(Recorded data)

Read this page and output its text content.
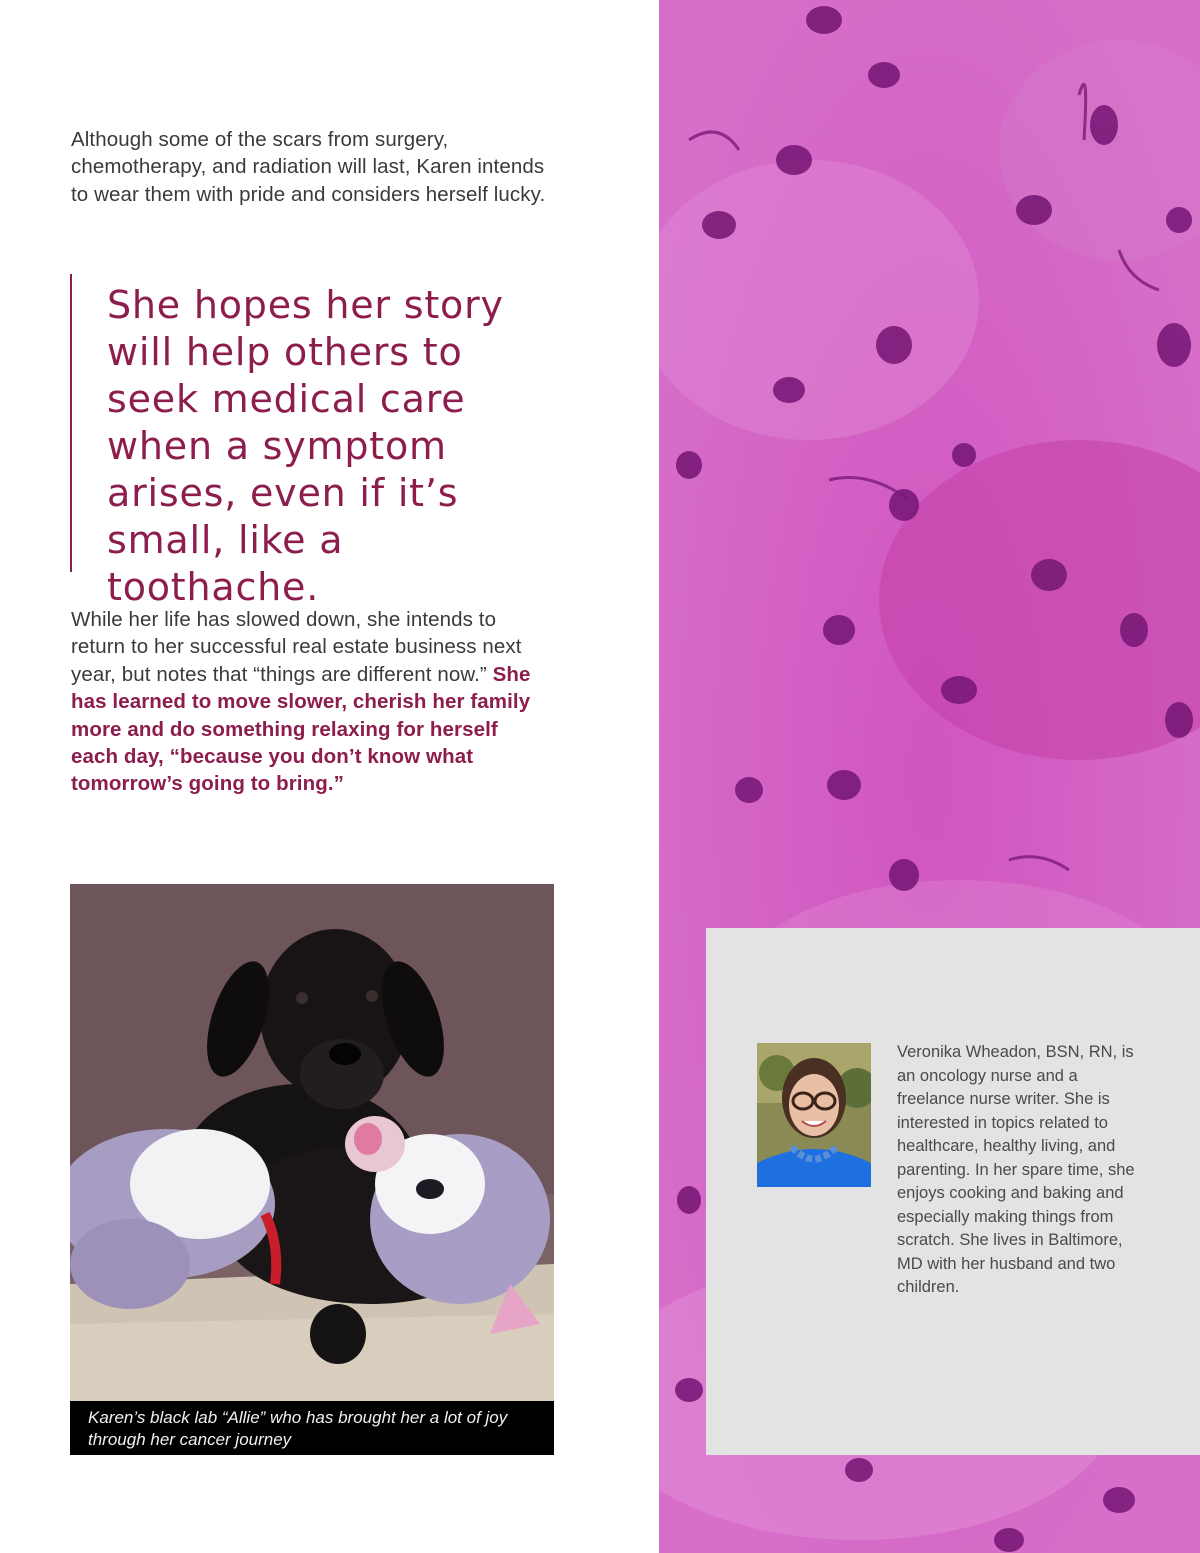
Although some of the scars from surgery, chemotherapy, and radiation will last, Karen intends to wear them with pride and considers herself lucky.

She hopes her story will help others to seek medical care when a symptom arises, even if it’s small, like a toothache.

While her life has slowed down, she intends to return to her successful real estate business next year, but notes that “things are different now.” She has learned to move slower, cherish her family more and do something relaxing for herself each day, “because you don’t know what tomorrow’s going to bring.”

Karen’s black lab “Allie” who has brought her a lot of joy through her cancer journey

Veronika Wheadon, BSN, RN, is an oncology nurse and a freelance nurse writer. She is interested in topics related to healthcare, healthy living, and parenting. In her spare time, she enjoys cooking and baking and especially making things from scratch. She lives in Baltimore, MD with her husband and two children.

■ Stated goal:
Figure out how many lines above include the string "things", then report that number and nothing else.

■ Result of this exercise:
2